Instructions for the task | Find the lines of data that contain the string "JSON", then list them.
::: Material provided :::
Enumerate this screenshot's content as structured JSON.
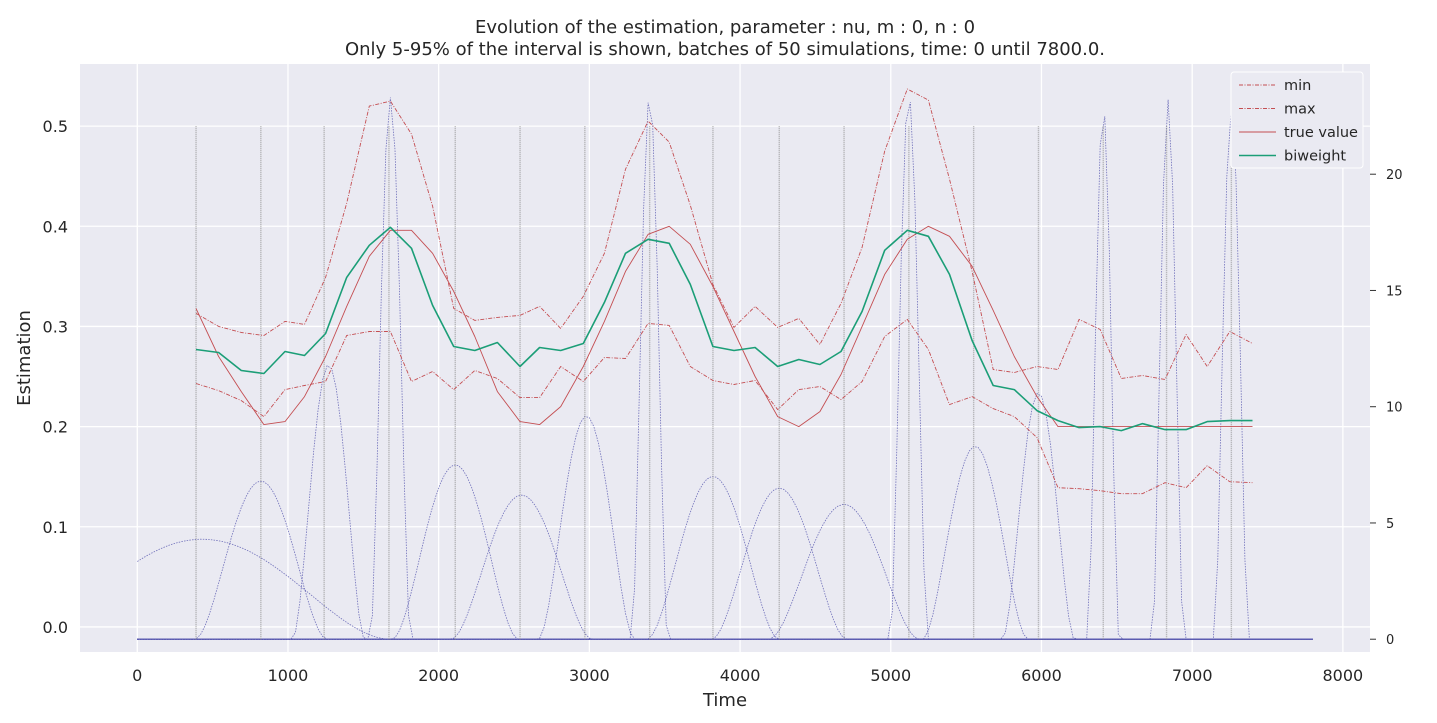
{
  "chart_data": {
    "type": "line",
    "title": "Evolution of the estimation, parameter : nu, m : 0, n : 0",
    "subtitle": "Only 5-95% of the interval is shown, batches of 50 simulations, time: 0 until 7800.0.",
    "xlabel": "Time",
    "ylabel": "Estimation",
    "xlim": [
      -380,
      8180
    ],
    "ylim": [
      -0.025,
      0.562
    ],
    "xticks": [
      0,
      1000,
      2000,
      3000,
      4000,
      5000,
      6000,
      7000,
      8000
    ],
    "yticks": [
      0.0,
      0.1,
      0.2,
      0.3,
      0.4,
      0.5
    ],
    "y2lim": [
      -0.55,
      24.74
    ],
    "y2ticks": [
      0,
      5,
      10,
      15,
      20
    ],
    "grid": true,
    "legend_position": "top-right",
    "colors": {
      "background": "#eaeaf2",
      "grid": "#ffffff",
      "min": "#c44e52",
      "max": "#c44e52",
      "true": "#c44e52",
      "biweight": "#1b9e77",
      "kernel": "#5a5ab0",
      "vline": "#8c8c8c"
    },
    "x": [
      390,
      540,
      690,
      840,
      980,
      1110,
      1250,
      1390,
      1540,
      1680,
      1820,
      1960,
      2100,
      2240,
      2390,
      2540,
      2670,
      2810,
      2960,
      3100,
      3240,
      3390,
      3530,
      3670,
      3820,
      3960,
      4100,
      4250,
      4390,
      4530,
      4670,
      4810,
      4960,
      5110,
      5250,
      5390,
      5540,
      5680,
      5820,
      5970,
      6110,
      6250,
      6390,
      6530,
      6670,
      6820,
      6960,
      7100,
      7250,
      7400
    ],
    "series": [
      {
        "name": "min",
        "style": "dashdot",
        "values": [
          0.243,
          0.236,
          0.226,
          0.21,
          0.237,
          0.241,
          0.245,
          0.291,
          0.295,
          0.295,
          0.245,
          0.255,
          0.237,
          0.256,
          0.248,
          0.229,
          0.229,
          0.26,
          0.245,
          0.269,
          0.268,
          0.303,
          0.301,
          0.26,
          0.246,
          0.242,
          0.246,
          0.217,
          0.237,
          0.24,
          0.227,
          0.245,
          0.29,
          0.307,
          0.277,
          0.222,
          0.23,
          0.218,
          0.21,
          0.189,
          0.139,
          0.138,
          0.136,
          0.133,
          0.133,
          0.144,
          0.139,
          0.161,
          0.145,
          0.144
        ]
      },
      {
        "name": "max",
        "style": "dashdot",
        "values": [
          0.313,
          0.3,
          0.294,
          0.291,
          0.305,
          0.302,
          0.349,
          0.423,
          0.52,
          0.525,
          0.492,
          0.42,
          0.318,
          0.306,
          0.309,
          0.311,
          0.32,
          0.298,
          0.33,
          0.373,
          0.457,
          0.505,
          0.484,
          0.421,
          0.342,
          0.299,
          0.32,
          0.299,
          0.308,
          0.282,
          0.323,
          0.379,
          0.475,
          0.537,
          0.526,
          0.447,
          0.355,
          0.257,
          0.254,
          0.26,
          0.257,
          0.307,
          0.297,
          0.248,
          0.251,
          0.247,
          0.292,
          0.26,
          0.295,
          0.283
        ]
      },
      {
        "name": "true value",
        "style": "solid-thin",
        "values": [
          0.318,
          0.27,
          0.235,
          0.202,
          0.205,
          0.23,
          0.27,
          0.32,
          0.37,
          0.396,
          0.396,
          0.373,
          0.335,
          0.29,
          0.235,
          0.205,
          0.202,
          0.22,
          0.26,
          0.305,
          0.355,
          0.392,
          0.4,
          0.382,
          0.34,
          0.295,
          0.25,
          0.21,
          0.2,
          0.215,
          0.252,
          0.3,
          0.352,
          0.387,
          0.4,
          0.39,
          0.36,
          0.316,
          0.27,
          0.23,
          0.2,
          0.2,
          0.2,
          0.2,
          0.2,
          0.2,
          0.2,
          0.2,
          0.2,
          0.2
        ]
      },
      {
        "name": "biweight",
        "style": "solid",
        "values": [
          0.277,
          0.274,
          0.256,
          0.253,
          0.275,
          0.271,
          0.293,
          0.349,
          0.381,
          0.399,
          0.378,
          0.321,
          0.28,
          0.276,
          0.284,
          0.26,
          0.279,
          0.276,
          0.283,
          0.324,
          0.373,
          0.387,
          0.383,
          0.342,
          0.28,
          0.276,
          0.279,
          0.26,
          0.267,
          0.262,
          0.275,
          0.315,
          0.376,
          0.396,
          0.39,
          0.352,
          0.286,
          0.241,
          0.237,
          0.216,
          0.206,
          0.199,
          0.2,
          0.196,
          0.203,
          0.197,
          0.197,
          0.205,
          0.206,
          0.206
        ]
      }
    ],
    "kernels": [
      {
        "center": 430,
        "height": 4.3,
        "width": 1250
      },
      {
        "center": 820,
        "height": 6.8,
        "width": 440
      },
      {
        "center": 1270,
        "height": 11.8,
        "width": 240
      },
      {
        "center": 1680,
        "height": 23.3,
        "width": 135
      },
      {
        "center": 2110,
        "height": 7.5,
        "width": 420
      },
      {
        "center": 2550,
        "height": 6.2,
        "width": 470
      },
      {
        "center": 2980,
        "height": 9.6,
        "width": 320
      },
      {
        "center": 3400,
        "height": 23.4,
        "width": 120
      },
      {
        "center": 3820,
        "height": 7.0,
        "width": 440
      },
      {
        "center": 4260,
        "height": 6.5,
        "width": 450
      },
      {
        "center": 4690,
        "height": 5.8,
        "width": 500
      },
      {
        "center": 5120,
        "height": 23.4,
        "width": 125
      },
      {
        "center": 5560,
        "height": 8.3,
        "width": 350
      },
      {
        "center": 5980,
        "height": 10.6,
        "width": 240
      },
      {
        "center": 6410,
        "height": 22.9,
        "width": 105
      },
      {
        "center": 6840,
        "height": 23.2,
        "width": 105
      },
      {
        "center": 7260,
        "height": 22.9,
        "width": 115
      }
    ],
    "vlines": [
      390,
      820,
      1240,
      1670,
      2110,
      2540,
      2970,
      3400,
      3820,
      4260,
      4690,
      5120,
      5550,
      5980,
      6410,
      6830,
      7260
    ],
    "vline_top": 22.1
  }
}
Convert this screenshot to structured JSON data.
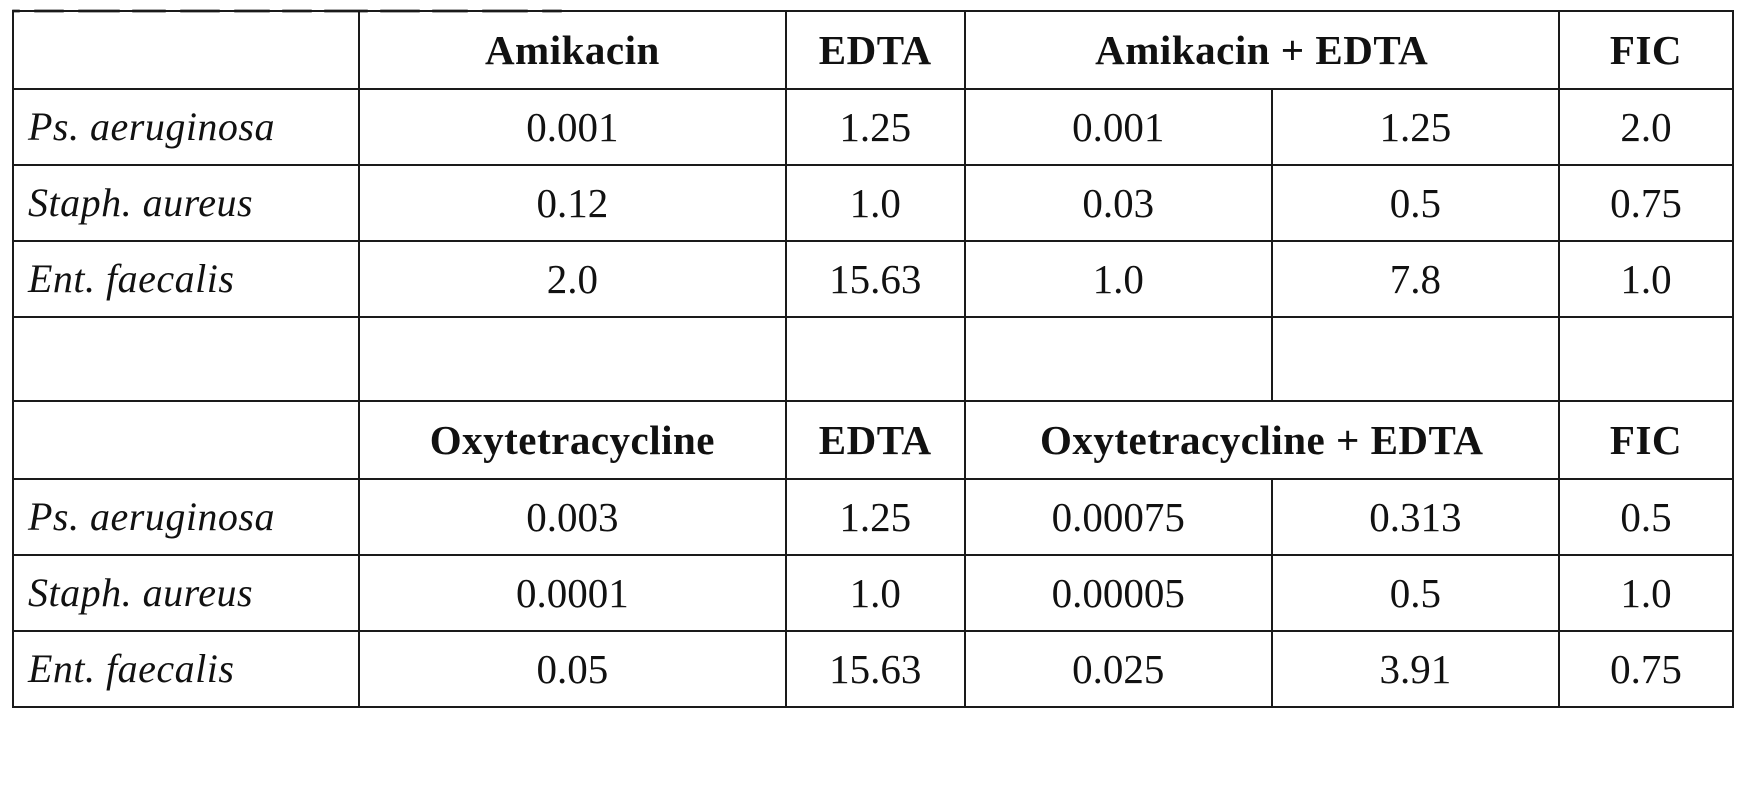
{
  "panels": [
    {
      "header": {
        "organism": "",
        "antibiotic": "Amikacin",
        "chelator": "EDTA",
        "combination": "Amikacin + EDTA",
        "fic": "FIC"
      },
      "rows": [
        {
          "organism": "Ps. aeruginosa",
          "antibiotic": "0.001",
          "chelator": "1.25",
          "combo_antibiotic": "0.001",
          "combo_chelator": "1.25",
          "fic": "2.0"
        },
        {
          "organism": "Staph. aureus",
          "antibiotic": "0.12",
          "chelator": "1.0",
          "combo_antibiotic": "0.03",
          "combo_chelator": "0.5",
          "fic": "0.75"
        },
        {
          "organism": "Ent. faecalis",
          "antibiotic": "2.0",
          "chelator": "15.63",
          "combo_antibiotic": "1.0",
          "combo_chelator": "7.8",
          "fic": "1.0"
        }
      ]
    },
    {
      "header": {
        "organism": "",
        "antibiotic": "Oxytetracycline",
        "chelator": "EDTA",
        "combination": "Oxytetracycline + EDTA",
        "fic": "FIC"
      },
      "rows": [
        {
          "organism": "Ps. aeruginosa",
          "antibiotic": "0.003",
          "chelator": "1.25",
          "combo_antibiotic": "0.00075",
          "combo_chelator": "0.313",
          "fic": "0.5"
        },
        {
          "organism": "Staph. aureus",
          "antibiotic": "0.0001",
          "chelator": "1.0",
          "combo_antibiotic": "0.00005",
          "combo_chelator": "0.5",
          "fic": "1.0"
        },
        {
          "organism": "Ent. faecalis",
          "antibiotic": "0.05",
          "chelator": "15.63",
          "combo_antibiotic": "0.025",
          "combo_chelator": "3.91",
          "fic": "0.75"
        }
      ]
    }
  ]
}
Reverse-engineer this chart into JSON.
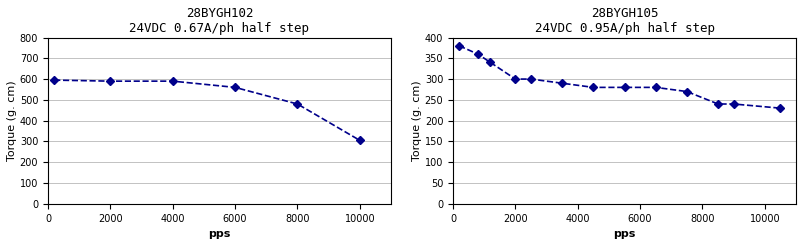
{
  "chart1": {
    "title": "28BYGH102",
    "subtitle": "24VDC 0.67A/ph half step",
    "x": [
      200,
      2000,
      4000,
      6000,
      8000,
      10000
    ],
    "y": [
      595,
      590,
      590,
      560,
      480,
      305
    ],
    "xlim": [
      0,
      11000
    ],
    "ylim": [
      0,
      800
    ],
    "xticks": [
      0,
      2000,
      4000,
      6000,
      8000,
      10000
    ],
    "yticks": [
      0,
      100,
      200,
      300,
      400,
      500,
      600,
      700,
      800
    ],
    "xlabel": "pps",
    "ylabel": "Torque (g. cm)"
  },
  "chart2": {
    "title": "28BYGH105",
    "subtitle": "24VDC 0.95A/ph half step",
    "x": [
      200,
      800,
      1200,
      2000,
      2500,
      3500,
      4500,
      5500,
      6500,
      7500,
      8500,
      9000,
      10500
    ],
    "y": [
      380,
      360,
      340,
      300,
      300,
      290,
      280,
      280,
      280,
      270,
      240,
      240,
      230
    ],
    "xlim": [
      0,
      11000
    ],
    "ylim": [
      0,
      400
    ],
    "xticks": [
      0,
      2000,
      4000,
      6000,
      8000,
      10000
    ],
    "yticks": [
      0,
      50,
      100,
      150,
      200,
      250,
      300,
      350,
      400
    ],
    "xlabel": "pps",
    "ylabel": "Torque (g. cm)"
  },
  "line_color": "#00008B",
  "marker": "D",
  "markersize": 4,
  "linewidth": 1.2,
  "background_color": "#ffffff",
  "grid_color": "#aaaaaa",
  "title_fontsize": 9,
  "subtitle_fontsize": 8,
  "axis_label_fontsize": 8,
  "tick_fontsize": 7
}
:::
Worked solution |
Enumerate this screenshot's content as structured JSON.
Convert this screenshot to structured JSON data.
Reverse-engineer this chart into JSON.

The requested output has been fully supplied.